(PROVIDED TEXT)
NODAL: Motivation
Lee Iverson
OHS Design Group
Lee Iverson <leei@ai.sri.com>
Last modified: Wed May 2 10:21:38 2001
Collaboration is a Basic Need
Mainstream Document Collaboration
One of the most fundamental barriers to collaboration between both
users and applications is the granularity of data access. File
systems organize information in directories of "files". Sharing
files is a simple process of placing them on a networked file
system or simply sending them to a group via electronic mail or
some other message passing system. This model assumes either that
files change rarely or that they have single authors or both.
Sometimes file sharing is augmented or replaced with email
attachments.
What happens however when we try to use this shared file
and email approach to collaboratively create documents or
accumulate group knowledge? Quite simply, a difficult,
cumbersome process. A few examples will illustrate some of the
problems:
Microsoft Word
Microsoft has made some effort to allow multiple users to
exchange and edit documents produced with Microsoft Word.
The sharing model is simple: a user sends (or makes available) a
copy of their Word document to another user who edits (or
reviews) it and sends it back. The modified Word document
contains a change history which may be navigated by the first
user (the change integrator) and individual changes made by the
other user may be approved or rejected via a GUI interface.
Word Advantages
- Integrated: The version tracking is completely
integrated into
the document and application, so a user need learn no other
tools than the additional menu entries provided by the Version
Control submenu.
Word Problems
- Hidden: Since all of the oustanding version history is
stored in the document itself, many users not familiar with
the details of the Version Control toolbox are unaware that
this content is still available in their file. This is a huge
information security hole and has been anecdotally responsible
for significant problems when "uncleaned" files are passed on
or delivered to outsiders.
- Bloat: There are two ways in which file systems can become
bloated with these "fat" Word files. The first has to do with
the fact that Word documents (especially single user
documents) can become quite large even when their immediately
visible content is fairly small, simply because of the change
history being carried around. The second has to with people's
email folders, which often fill up with many versions of the
same set of "shared" Word documents as they are passed around
for editing or for integration of contributions. Since one
often wants to retain a record of the reasons for changes,
these emails are often kept in mail folders to provide a trace
of the document history. This behaviour, which Word docs
explicitly recommend, can lead to an enormous waste of file
system resources on Word attachements in mail folders.

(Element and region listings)
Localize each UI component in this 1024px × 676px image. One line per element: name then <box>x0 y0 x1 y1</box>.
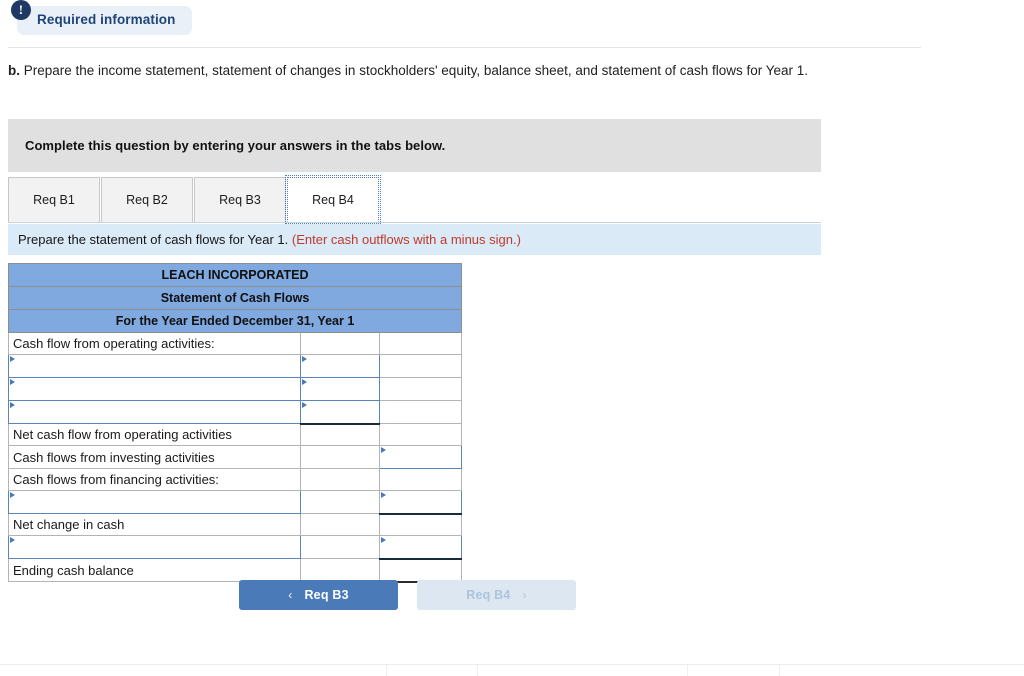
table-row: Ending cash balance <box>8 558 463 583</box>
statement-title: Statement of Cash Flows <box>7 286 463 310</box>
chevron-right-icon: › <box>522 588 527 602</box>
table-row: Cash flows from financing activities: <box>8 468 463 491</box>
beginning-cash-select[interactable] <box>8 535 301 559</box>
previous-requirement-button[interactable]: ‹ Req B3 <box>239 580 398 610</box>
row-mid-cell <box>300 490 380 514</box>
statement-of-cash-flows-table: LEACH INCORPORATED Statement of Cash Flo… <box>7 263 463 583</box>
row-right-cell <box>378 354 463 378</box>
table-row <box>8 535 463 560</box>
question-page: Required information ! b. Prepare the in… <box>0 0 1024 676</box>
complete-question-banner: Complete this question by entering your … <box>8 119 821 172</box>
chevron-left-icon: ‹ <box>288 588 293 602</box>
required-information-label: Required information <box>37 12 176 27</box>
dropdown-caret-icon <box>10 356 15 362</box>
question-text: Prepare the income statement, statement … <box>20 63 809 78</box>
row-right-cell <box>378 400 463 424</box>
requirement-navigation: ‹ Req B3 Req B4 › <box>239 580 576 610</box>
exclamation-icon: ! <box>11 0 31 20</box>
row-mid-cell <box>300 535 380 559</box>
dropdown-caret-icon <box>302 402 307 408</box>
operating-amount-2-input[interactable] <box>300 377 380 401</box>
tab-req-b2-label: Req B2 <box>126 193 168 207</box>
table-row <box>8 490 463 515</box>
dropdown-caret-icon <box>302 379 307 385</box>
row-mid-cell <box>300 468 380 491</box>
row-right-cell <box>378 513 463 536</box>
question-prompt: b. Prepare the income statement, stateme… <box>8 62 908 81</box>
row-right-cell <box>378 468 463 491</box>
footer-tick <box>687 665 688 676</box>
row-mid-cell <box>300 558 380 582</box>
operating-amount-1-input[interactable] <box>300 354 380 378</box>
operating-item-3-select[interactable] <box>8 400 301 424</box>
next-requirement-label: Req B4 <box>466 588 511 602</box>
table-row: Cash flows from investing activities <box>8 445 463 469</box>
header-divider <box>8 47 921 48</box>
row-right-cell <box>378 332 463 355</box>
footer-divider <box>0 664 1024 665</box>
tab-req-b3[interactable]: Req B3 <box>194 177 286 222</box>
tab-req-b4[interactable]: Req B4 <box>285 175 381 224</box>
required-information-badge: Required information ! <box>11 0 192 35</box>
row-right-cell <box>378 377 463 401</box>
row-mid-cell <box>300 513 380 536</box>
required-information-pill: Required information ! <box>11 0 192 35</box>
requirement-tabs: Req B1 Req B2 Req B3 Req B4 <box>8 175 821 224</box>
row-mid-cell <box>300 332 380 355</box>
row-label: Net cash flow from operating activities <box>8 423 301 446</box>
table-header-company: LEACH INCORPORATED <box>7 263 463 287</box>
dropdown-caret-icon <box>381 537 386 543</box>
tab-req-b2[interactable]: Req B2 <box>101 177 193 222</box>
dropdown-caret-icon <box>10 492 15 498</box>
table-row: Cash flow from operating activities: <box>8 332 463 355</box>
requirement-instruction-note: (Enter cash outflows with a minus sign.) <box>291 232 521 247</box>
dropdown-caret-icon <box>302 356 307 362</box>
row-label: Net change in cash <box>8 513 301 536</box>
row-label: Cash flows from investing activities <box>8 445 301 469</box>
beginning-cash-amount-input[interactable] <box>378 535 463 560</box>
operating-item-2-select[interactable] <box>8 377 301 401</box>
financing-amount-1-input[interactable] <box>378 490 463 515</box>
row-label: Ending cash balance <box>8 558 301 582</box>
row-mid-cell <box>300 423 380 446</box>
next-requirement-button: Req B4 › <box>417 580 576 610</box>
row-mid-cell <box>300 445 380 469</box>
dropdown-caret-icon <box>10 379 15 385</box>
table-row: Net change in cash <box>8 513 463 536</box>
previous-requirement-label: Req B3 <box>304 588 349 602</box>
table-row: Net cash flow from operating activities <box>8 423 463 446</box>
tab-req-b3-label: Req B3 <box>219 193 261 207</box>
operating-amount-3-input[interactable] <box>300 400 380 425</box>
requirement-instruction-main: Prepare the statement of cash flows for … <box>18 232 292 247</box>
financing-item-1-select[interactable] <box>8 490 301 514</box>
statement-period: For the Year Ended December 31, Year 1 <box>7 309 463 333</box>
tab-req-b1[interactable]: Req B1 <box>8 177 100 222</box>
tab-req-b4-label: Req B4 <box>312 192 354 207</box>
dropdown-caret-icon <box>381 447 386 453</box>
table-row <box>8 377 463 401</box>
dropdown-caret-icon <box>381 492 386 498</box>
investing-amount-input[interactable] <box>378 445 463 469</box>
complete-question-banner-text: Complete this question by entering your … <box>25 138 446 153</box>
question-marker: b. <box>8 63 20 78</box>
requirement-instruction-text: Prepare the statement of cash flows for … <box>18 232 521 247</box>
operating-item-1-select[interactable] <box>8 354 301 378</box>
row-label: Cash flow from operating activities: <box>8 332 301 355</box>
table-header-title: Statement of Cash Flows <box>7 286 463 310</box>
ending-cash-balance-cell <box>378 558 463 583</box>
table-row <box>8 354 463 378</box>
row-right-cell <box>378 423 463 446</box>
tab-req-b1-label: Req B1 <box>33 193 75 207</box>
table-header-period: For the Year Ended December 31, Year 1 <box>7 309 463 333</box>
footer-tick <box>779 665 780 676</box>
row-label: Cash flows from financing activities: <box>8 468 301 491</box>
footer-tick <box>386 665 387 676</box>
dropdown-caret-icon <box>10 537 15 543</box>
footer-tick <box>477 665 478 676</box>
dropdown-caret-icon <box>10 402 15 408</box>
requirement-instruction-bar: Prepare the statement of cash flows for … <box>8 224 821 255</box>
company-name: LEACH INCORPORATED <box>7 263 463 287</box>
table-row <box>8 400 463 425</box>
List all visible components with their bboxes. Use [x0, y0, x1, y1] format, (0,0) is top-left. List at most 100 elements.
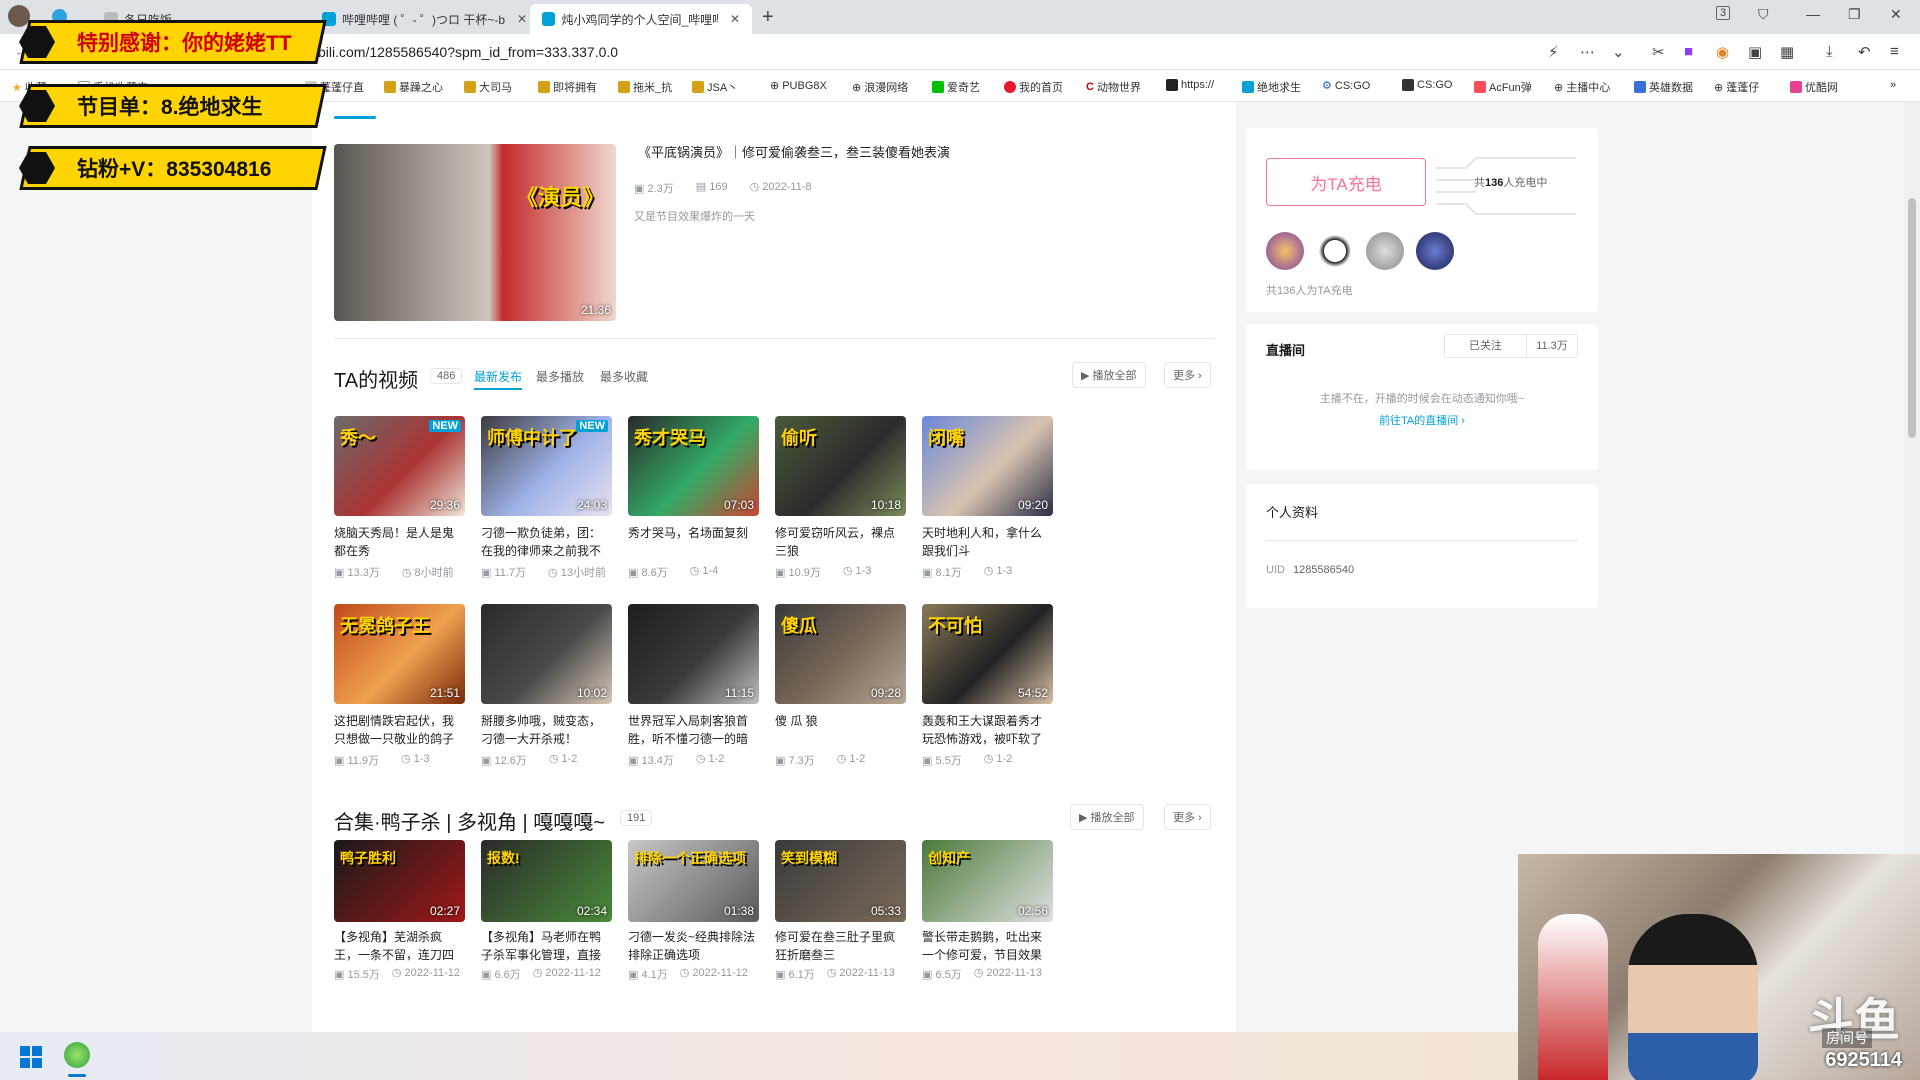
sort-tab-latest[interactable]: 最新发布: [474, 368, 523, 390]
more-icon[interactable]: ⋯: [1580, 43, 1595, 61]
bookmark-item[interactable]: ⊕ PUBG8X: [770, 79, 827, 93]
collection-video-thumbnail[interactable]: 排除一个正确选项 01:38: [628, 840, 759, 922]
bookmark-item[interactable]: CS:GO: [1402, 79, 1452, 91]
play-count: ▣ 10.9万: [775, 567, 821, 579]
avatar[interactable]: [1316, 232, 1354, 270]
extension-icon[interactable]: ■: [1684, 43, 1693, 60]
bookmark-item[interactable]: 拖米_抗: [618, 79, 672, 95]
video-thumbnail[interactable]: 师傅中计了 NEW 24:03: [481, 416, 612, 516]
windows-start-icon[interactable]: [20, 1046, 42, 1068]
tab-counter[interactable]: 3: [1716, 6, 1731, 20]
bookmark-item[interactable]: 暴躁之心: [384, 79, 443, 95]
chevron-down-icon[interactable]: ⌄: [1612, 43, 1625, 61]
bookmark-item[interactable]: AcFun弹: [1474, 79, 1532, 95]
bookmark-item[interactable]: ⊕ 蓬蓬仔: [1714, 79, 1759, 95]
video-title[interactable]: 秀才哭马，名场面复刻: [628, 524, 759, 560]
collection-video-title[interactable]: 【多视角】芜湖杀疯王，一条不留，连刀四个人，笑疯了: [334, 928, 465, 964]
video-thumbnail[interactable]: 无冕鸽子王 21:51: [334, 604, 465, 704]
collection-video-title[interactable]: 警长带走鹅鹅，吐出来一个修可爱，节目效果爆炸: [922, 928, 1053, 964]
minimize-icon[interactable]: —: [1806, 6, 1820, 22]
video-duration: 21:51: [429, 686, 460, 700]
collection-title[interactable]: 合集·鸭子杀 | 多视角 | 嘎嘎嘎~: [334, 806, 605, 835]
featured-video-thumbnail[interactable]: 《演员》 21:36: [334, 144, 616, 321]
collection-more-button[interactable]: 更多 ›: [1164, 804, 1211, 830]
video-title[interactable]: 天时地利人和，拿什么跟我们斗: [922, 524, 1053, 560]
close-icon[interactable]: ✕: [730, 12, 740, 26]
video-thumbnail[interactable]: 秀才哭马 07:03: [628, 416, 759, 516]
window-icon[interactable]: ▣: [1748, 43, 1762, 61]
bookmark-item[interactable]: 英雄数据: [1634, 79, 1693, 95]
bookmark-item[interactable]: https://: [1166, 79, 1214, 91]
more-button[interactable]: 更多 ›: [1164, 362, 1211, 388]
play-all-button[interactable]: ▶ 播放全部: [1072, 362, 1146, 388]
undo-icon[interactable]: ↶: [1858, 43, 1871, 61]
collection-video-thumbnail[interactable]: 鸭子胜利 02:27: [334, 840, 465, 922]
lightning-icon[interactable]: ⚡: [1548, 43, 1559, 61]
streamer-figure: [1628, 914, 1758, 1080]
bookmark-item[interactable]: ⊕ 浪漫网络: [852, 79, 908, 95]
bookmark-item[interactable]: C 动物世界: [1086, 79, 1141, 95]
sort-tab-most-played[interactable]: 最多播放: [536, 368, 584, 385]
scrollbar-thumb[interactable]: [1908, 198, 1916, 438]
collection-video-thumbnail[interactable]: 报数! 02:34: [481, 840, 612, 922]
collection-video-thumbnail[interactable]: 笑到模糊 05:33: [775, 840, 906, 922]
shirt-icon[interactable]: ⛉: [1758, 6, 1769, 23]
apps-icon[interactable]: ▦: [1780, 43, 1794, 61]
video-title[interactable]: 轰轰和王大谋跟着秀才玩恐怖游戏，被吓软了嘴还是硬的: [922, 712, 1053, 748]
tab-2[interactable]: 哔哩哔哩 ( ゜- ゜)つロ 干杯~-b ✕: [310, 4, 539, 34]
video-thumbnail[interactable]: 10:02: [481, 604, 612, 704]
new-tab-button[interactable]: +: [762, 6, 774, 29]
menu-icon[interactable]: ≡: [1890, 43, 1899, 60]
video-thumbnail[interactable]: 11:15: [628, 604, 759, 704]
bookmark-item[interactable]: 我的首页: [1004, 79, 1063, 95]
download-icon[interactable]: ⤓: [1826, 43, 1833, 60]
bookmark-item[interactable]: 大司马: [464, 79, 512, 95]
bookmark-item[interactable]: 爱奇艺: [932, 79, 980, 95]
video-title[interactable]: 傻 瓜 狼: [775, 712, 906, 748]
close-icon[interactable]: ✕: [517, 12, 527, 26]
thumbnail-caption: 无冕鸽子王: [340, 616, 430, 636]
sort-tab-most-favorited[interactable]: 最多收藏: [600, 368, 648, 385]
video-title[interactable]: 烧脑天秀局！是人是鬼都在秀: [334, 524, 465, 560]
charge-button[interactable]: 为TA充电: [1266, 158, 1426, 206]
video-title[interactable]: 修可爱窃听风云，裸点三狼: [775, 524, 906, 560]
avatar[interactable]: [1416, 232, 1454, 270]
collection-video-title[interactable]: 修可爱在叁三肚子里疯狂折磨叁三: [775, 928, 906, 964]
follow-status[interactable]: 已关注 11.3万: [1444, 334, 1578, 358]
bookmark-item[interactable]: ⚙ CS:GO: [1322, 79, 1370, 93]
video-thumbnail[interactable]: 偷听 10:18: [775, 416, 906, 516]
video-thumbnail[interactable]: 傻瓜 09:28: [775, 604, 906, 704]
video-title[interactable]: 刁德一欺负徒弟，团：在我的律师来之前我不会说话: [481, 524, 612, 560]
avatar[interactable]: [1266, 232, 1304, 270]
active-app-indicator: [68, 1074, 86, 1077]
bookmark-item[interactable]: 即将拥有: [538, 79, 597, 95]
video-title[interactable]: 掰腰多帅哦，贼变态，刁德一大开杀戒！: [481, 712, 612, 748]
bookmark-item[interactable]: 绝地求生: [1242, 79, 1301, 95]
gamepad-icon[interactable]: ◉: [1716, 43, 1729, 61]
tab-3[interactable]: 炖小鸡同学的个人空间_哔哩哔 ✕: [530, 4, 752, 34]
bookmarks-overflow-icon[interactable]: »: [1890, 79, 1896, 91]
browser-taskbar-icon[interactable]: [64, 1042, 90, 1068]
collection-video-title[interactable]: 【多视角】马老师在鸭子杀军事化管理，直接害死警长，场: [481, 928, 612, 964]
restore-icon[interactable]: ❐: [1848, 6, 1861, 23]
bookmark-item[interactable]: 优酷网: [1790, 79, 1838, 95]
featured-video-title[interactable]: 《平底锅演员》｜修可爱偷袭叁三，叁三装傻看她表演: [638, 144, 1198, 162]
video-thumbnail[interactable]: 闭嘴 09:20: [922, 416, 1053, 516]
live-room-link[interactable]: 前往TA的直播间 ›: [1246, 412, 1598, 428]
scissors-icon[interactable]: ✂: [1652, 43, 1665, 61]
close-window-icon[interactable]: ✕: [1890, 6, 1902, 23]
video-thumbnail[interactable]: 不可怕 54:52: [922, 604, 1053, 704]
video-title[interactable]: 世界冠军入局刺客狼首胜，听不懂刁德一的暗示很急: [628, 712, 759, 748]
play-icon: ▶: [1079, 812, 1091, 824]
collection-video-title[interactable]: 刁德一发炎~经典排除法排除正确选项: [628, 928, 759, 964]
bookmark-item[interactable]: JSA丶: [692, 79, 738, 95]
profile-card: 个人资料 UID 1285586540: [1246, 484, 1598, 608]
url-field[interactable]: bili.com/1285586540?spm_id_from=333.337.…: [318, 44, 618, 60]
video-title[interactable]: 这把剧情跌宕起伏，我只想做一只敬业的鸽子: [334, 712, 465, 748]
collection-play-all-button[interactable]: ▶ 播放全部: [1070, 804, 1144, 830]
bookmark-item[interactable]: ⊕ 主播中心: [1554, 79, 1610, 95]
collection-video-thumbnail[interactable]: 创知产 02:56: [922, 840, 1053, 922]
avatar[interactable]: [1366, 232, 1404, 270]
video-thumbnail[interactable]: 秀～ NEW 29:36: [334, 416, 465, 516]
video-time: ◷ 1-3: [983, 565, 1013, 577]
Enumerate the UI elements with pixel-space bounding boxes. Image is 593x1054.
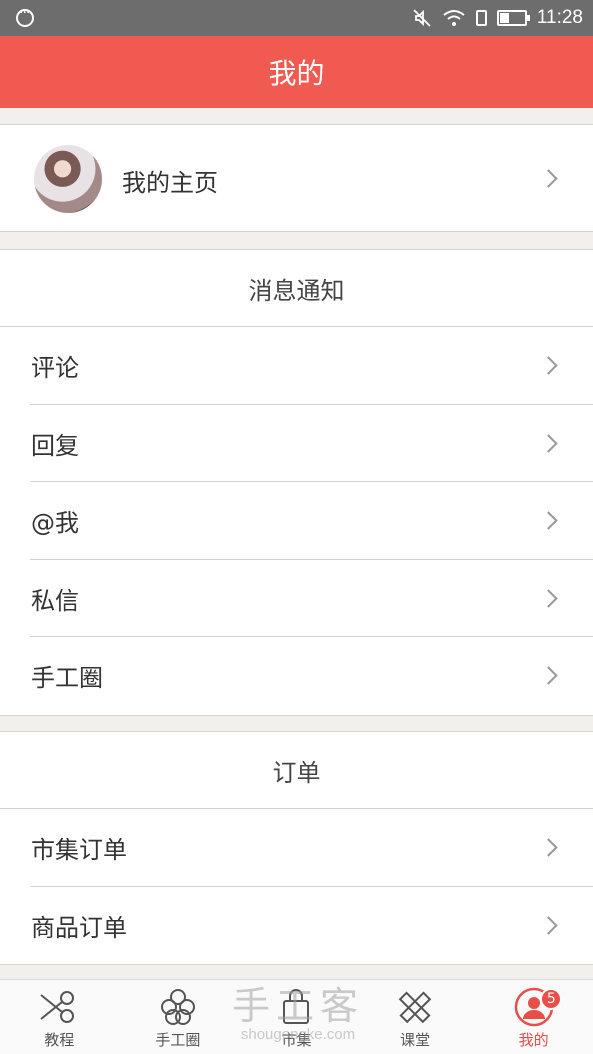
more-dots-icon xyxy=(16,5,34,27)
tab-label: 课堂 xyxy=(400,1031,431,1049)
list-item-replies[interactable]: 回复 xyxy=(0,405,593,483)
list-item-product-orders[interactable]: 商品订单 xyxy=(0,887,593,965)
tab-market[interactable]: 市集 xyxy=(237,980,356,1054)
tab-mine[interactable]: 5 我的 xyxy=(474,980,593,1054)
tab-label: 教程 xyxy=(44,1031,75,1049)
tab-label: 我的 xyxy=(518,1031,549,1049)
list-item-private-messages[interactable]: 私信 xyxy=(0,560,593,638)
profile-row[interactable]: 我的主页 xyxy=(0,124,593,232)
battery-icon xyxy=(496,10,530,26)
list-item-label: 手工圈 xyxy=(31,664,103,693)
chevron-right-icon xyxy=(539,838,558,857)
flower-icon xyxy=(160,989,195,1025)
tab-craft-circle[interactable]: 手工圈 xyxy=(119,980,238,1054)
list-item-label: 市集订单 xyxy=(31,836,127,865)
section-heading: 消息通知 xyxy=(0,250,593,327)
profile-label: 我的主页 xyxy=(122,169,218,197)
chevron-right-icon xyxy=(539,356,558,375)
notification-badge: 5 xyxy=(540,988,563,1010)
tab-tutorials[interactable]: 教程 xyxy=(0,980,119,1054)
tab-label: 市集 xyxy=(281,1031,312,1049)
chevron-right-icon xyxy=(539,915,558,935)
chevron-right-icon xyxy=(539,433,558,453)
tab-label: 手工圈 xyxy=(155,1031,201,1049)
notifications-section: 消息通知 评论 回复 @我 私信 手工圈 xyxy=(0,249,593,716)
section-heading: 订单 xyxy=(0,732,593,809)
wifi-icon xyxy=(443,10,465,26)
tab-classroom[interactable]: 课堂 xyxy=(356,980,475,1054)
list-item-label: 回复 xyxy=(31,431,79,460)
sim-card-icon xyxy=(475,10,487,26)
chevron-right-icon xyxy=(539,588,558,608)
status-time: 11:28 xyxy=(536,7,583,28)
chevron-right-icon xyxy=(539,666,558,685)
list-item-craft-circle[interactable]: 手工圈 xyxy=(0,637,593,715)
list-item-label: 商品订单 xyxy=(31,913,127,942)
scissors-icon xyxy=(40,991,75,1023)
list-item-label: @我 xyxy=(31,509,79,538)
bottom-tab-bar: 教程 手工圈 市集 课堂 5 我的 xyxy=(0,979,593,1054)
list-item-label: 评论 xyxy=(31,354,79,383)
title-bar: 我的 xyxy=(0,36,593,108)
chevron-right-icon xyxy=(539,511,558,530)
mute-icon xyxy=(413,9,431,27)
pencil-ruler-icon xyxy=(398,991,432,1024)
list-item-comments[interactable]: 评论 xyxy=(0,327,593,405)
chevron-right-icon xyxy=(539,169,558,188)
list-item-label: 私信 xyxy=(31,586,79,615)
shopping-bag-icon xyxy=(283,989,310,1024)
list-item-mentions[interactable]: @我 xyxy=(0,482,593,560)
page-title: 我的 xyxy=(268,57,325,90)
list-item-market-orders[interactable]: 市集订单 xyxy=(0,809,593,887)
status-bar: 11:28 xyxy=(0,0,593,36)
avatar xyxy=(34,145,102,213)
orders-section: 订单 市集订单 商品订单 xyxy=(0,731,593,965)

(WRITTEN REQUEST A)
Reproduce the passage of the NODAL motivation text between "- Bloat: There" and "in mail folders.", inclusive.
(WRITTEN REQUEST B)
Answer these questions from the NODAL motivation text:
(i) How do file systems organize information?
(ii) What is the first user, who navigates the change history in the modified Word document, called?
(iii) Which submenu provides the additional menu entries a user needs for version tracking in Word?

(COMPLETE RESPONSE A)
- Bloat: There are two ways in which file systems can become
bloated with these "fat" Word files. The first has to do with
the fact that Word documents (especially single user
documents) can become quite large even when their immediately
visible content is fairly small, simply because of the change
history being carried around. The second has to with people's
email folders, which often fill up with many versions of the
same set of "shared" Word documents as they are passed around
for editing or for integration of contributions. Since one
often wants to retain a record of the reasons for changes,
these emails are often kept in mail folders to provide a trace
of the document history. This behaviour, which Word docs
explicitly recommend, can lead to an enormous waste of file
system resources on Word attachements in mail folders.

(COMPLETE RESPONSE B)
(i) In directories of "files".
(ii) The change integrator.
(iii) The Version Control submenu.